Exercise details: Retype the material word for word.

Dataset records:
==============================
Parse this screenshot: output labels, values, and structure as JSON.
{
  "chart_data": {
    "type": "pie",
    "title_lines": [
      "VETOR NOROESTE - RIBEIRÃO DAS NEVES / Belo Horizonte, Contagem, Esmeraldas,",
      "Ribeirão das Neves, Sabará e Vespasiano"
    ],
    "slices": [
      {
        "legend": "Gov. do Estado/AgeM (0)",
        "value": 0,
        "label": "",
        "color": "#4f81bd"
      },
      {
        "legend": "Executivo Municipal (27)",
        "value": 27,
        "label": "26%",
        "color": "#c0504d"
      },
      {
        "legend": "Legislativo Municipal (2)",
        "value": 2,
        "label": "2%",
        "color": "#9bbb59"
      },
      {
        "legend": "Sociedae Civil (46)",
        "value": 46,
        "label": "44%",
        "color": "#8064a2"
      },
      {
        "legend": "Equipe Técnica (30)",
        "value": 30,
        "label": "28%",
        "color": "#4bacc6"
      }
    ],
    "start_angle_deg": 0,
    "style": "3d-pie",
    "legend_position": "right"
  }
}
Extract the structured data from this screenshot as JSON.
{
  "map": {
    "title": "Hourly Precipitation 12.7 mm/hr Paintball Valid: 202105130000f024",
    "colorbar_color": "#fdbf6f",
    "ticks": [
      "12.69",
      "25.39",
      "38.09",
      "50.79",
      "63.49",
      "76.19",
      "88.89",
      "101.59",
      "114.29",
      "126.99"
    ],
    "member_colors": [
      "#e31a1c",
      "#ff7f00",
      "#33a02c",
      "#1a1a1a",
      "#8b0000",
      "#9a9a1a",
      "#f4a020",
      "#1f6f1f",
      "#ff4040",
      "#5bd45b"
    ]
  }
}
==============================
Correct response:
Parse this screenshot: output labels, values, and structure as JSON.
{
  "chart_data": {
    "type": "pie",
    "title_lines": [
      "VETOR NOROESTE - RIBEIRÃO DAS NEVES / Belo Horizonte, Contagem, Esmeraldas,",
      "Ribeirão das Neves, Sabará e Vespasiano"
    ],
    "slices": [
      {
        "legend": "Gov. do Estado/AgeM (0)",
        "value": 0,
        "label": "",
        "color": "#4f81bd"
      },
      {
        "legend": "Executivo Municipal (27)",
        "value": 27,
        "label": "26%",
        "color": "#c0504d"
      },
      {
        "legend": "Legislativo Municipal (2)",
        "value": 2,
        "label": "2%",
        "color": "#9bbb59"
      },
      {
        "legend": "Sociedae Civil (46)",
        "value": 46,
        "label": "44%",
        "color": "#8064a2"
      },
      {
        "legend": "Equipe Técnica (30)",
        "value": 30,
        "label": "28%",
        "color": "#4bacc6"
      }
    ],
    "start_angle_deg": 0,
    "style": "3d-pie",
    "legend_position": "right"
  }
}
Extract the structured data from this screenshot as JSON.
{
  "map": {
    "title": "Hourly Precipitation 12.7 mm/hr Paintball Valid: 202105130000f024",
    "colorbar_color": "#fdbf6f",
    "ticks": [
      "12.69",
      "25.39",
      "38.09",
      "50.79",
      "63.49",
      "76.19",
      "88.89",
      "101.59",
      "114.29",
      "126.99"
    ],
    "member_colors": [
      "#e31a1c",
      "#ff7f00",
      "#33a02c",
      "#1a1a1a",
      "#8b0000",
      "#9a9a1a",
      "#f4a020",
      "#1f6f1f",
      "#ff4040",
      "#5bd45b"
    ]
  }
}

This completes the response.